**TASK TO COMPLETE**
Copy every line of the records below where the word "google" occurs.
>> begin RECORDS FOR THIS TASK
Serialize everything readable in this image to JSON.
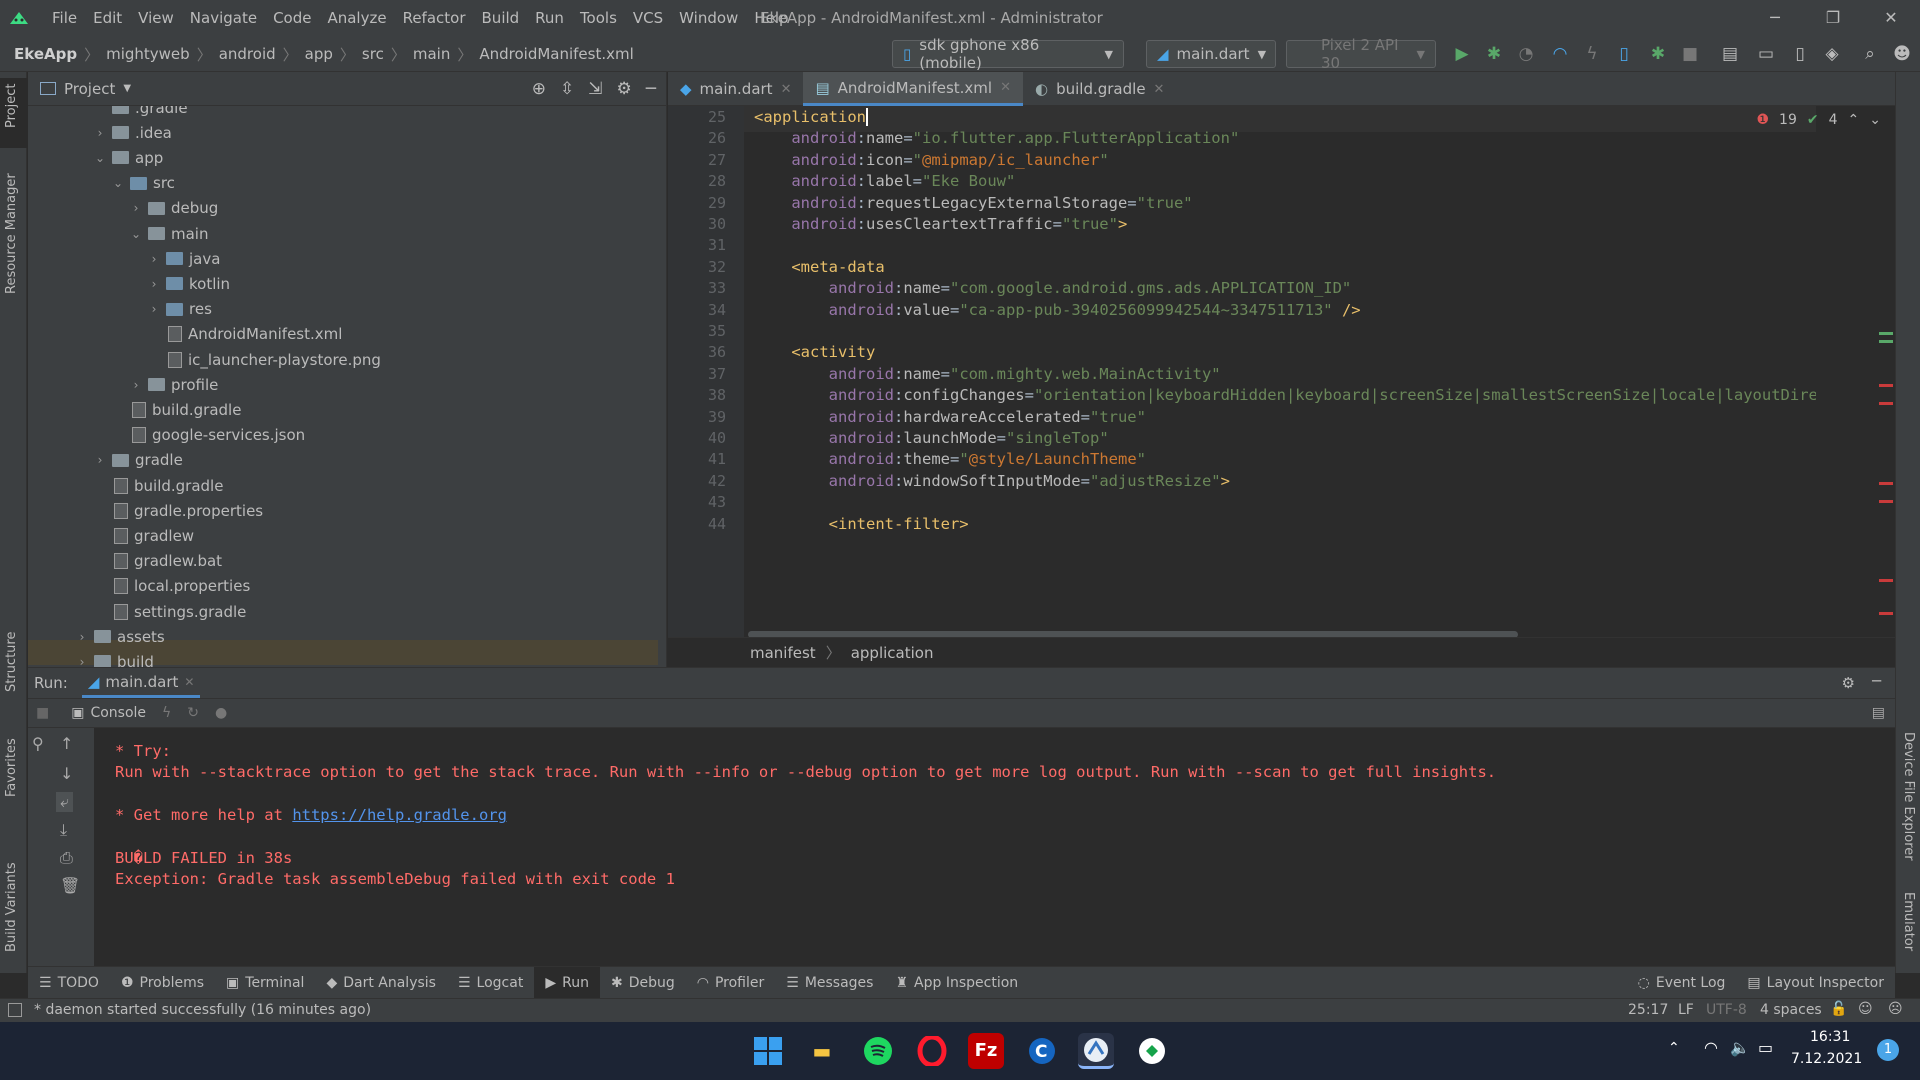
{
  "window": {
    "title": "EkeApp - AndroidManifest.xml - Administrator",
    "menu": [
      "File",
      "Edit",
      "View",
      "Navigate",
      "Code",
      "Analyze",
      "Refactor",
      "Build",
      "Run",
      "Tools",
      "VCS",
      "Window",
      "Help"
    ]
  },
  "breadcrumb": [
    "EkeApp",
    "mightyweb",
    "android",
    "app",
    "src",
    "main",
    "AndroidManifest.xml"
  ],
  "toolbar": {
    "device": "sdk gphone x86 (mobile)",
    "run_config": "main.dart",
    "avd": "Pixel 2 API 30"
  },
  "project": {
    "title": "Project",
    "tree": [
      {
        "label": ".gradle",
        "depth": 4,
        "type": "folder",
        "arrow": ""
      },
      {
        "label": ".idea",
        "depth": 4,
        "type": "folder",
        "arrow": "›"
      },
      {
        "label": "app",
        "depth": 4,
        "type": "folder",
        "arrow": "⌄"
      },
      {
        "label": "src",
        "depth": 5,
        "type": "folder",
        "arrow": "⌄"
      },
      {
        "label": "debug",
        "depth": 6,
        "type": "folder",
        "arrow": "›"
      },
      {
        "label": "main",
        "depth": 6,
        "type": "folder",
        "arrow": "⌄"
      },
      {
        "label": "java",
        "depth": 7,
        "type": "folder",
        "arrow": "›"
      },
      {
        "label": "kotlin",
        "depth": 7,
        "type": "folder",
        "arrow": "›"
      },
      {
        "label": "res",
        "depth": 7,
        "type": "folder",
        "arrow": "›"
      },
      {
        "label": "AndroidManifest.xml",
        "depth": 7,
        "type": "file",
        "arrow": ""
      },
      {
        "label": "ic_launcher-playstore.png",
        "depth": 7,
        "type": "file",
        "arrow": ""
      },
      {
        "label": "profile",
        "depth": 6,
        "type": "folder",
        "arrow": "›"
      },
      {
        "label": "build.gradle",
        "depth": 5,
        "type": "file",
        "arrow": ""
      },
      {
        "label": "google-services.json",
        "depth": 5,
        "type": "file",
        "arrow": ""
      },
      {
        "label": "gradle",
        "depth": 4,
        "type": "folder",
        "arrow": "›"
      },
      {
        "label": "build.gradle",
        "depth": 4,
        "type": "file",
        "arrow": ""
      },
      {
        "label": "gradle.properties",
        "depth": 4,
        "type": "file",
        "arrow": ""
      },
      {
        "label": "gradlew",
        "depth": 4,
        "type": "file",
        "arrow": ""
      },
      {
        "label": "gradlew.bat",
        "depth": 4,
        "type": "file",
        "arrow": ""
      },
      {
        "label": "local.properties",
        "depth": 4,
        "type": "file",
        "arrow": ""
      },
      {
        "label": "settings.gradle",
        "depth": 4,
        "type": "file",
        "arrow": ""
      },
      {
        "label": "assets",
        "depth": 3,
        "type": "folder",
        "arrow": "›"
      },
      {
        "label": "build",
        "depth": 3,
        "type": "folder",
        "arrow": "›"
      }
    ]
  },
  "editor": {
    "tabs": [
      "main.dart",
      "AndroidManifest.xml",
      "build.gradle"
    ],
    "errors": "19",
    "warnings": "4",
    "lines": [
      {
        "n": "25",
        "html": "<span class='tg'>&lt;application</span>"
      },
      {
        "n": "26",
        "html": "    <span class='an'>android</span>:<span class='at'>name</span>=<span class='av'>\"io.flutter.app.FlutterApplication\"</span>"
      },
      {
        "n": "27",
        "html": "    <span class='an'>android</span>:<span class='at'>icon</span>=<span class='av'>\"</span><span class='rv'>@mipmap/ic_launcher</span><span class='av'>\"</span>"
      },
      {
        "n": "28",
        "html": "    <span class='an'>android</span>:<span class='at'>label</span>=<span class='av'>\"Eke Bouw\"</span>"
      },
      {
        "n": "29",
        "html": "    <span class='an'>android</span>:<span class='at'>requestLegacyExternalStorage</span>=<span class='av'>\"true\"</span>"
      },
      {
        "n": "30",
        "html": "    <span class='an'>android</span>:<span class='at'>usesCleartextTraffic</span>=<span class='av'>\"true\"</span><span class='tg'>&gt;</span>"
      },
      {
        "n": "31",
        "html": ""
      },
      {
        "n": "32",
        "html": "    <span class='tg'>&lt;meta-data</span>"
      },
      {
        "n": "33",
        "html": "        <span class='an'>android</span>:<span class='at'>name</span>=<span class='av'>\"com.google.android.gms.ads.APPLICATION_ID\"</span>"
      },
      {
        "n": "34",
        "html": "        <span class='an'>android</span>:<span class='at'>value</span>=<span class='av'>\"ca-app-pub-3940256099942544~3347511713\"</span> <span class='tg'>/&gt;</span>"
      },
      {
        "n": "35",
        "html": ""
      },
      {
        "n": "36",
        "html": "    <span class='tg'>&lt;activity</span>"
      },
      {
        "n": "37",
        "html": "        <span class='an'>android</span>:<span class='at'>name</span>=<span class='av'>\"com.mighty.web.MainActivity\"</span>"
      },
      {
        "n": "38",
        "html": "        <span class='an'>android</span>:<span class='at'>configChanges</span>=<span class='av'>\"orientation|keyboardHidden|keyboard|screenSize|smallestScreenSize|locale|layoutDirection\"</span>"
      },
      {
        "n": "39",
        "html": "        <span class='an'>android</span>:<span class='at'>hardwareAccelerated</span>=<span class='av'>\"true\"</span>"
      },
      {
        "n": "40",
        "html": "        <span class='an'>android</span>:<span class='at'>launchMode</span>=<span class='av'>\"singleTop\"</span>"
      },
      {
        "n": "41",
        "html": "        <span class='an'>android</span>:<span class='at'>theme</span>=<span class='av'>\"</span><span class='rv'>@style/LaunchTheme</span><span class='av'>\"</span>"
      },
      {
        "n": "42",
        "html": "        <span class='an'>android</span>:<span class='at'>windowSoftInputMode</span>=<span class='av'>\"adjustResize\"</span><span class='tg'>&gt;</span>"
      },
      {
        "n": "43",
        "html": ""
      },
      {
        "n": "44",
        "html": "        <span class='tg'>&lt;intent-filter&gt;</span>"
      }
    ],
    "crumbs": [
      "manifest",
      "application"
    ]
  },
  "run": {
    "label": "Run:",
    "config": "main.dart",
    "console_tab": "Console",
    "output": [
      {
        "text": "* Try:",
        "link": ""
      },
      {
        "text": "Run with --stacktrace option to get the stack trace. Run with --info or --debug option to get more log output. Run with --scan to get full insights.",
        "link": ""
      },
      {
        "text": "",
        "link": ""
      },
      {
        "text": "* Get more help at ",
        "link": "https://help.gradle.org"
      },
      {
        "text": "",
        "link": ""
      },
      {
        "text": "BU�LD FAILED in 38s",
        "link": ""
      },
      {
        "text": "Exception: Gradle task assembleDebug failed with exit code 1",
        "link": ""
      }
    ]
  },
  "bottom_tools": [
    "TODO",
    "Problems",
    "Terminal",
    "Dart Analysis",
    "Logcat",
    "Run",
    "Debug",
    "Profiler",
    "Messages",
    "App Inspection"
  ],
  "bottom_tools_right": [
    "Event Log",
    "Layout Inspector"
  ],
  "side_tools_left": [
    "Project",
    "Resource Manager",
    "Structure",
    "Favorites",
    "Build Variants"
  ],
  "side_tools_right": [
    "Device File Explorer",
    "Emulator"
  ],
  "status": {
    "message": "* daemon started successfully (16 minutes ago)",
    "position": "25:17",
    "line_sep": "LF",
    "encoding": "UTF-8",
    "indent": "4 spaces"
  },
  "taskbar": {
    "time": "16:31",
    "date": "7.12.2021",
    "notifications": "1"
  }
}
>> end RECORDS FOR THIS TASK
**COMPLETED TASK**
        "label": "google-services.json",
        "html": "        <span class='an'>android</span>:<span class='at'>name</span>=<span class='av'>\"com.google.android.gms.ads.APPLICATION_ID\"</span>"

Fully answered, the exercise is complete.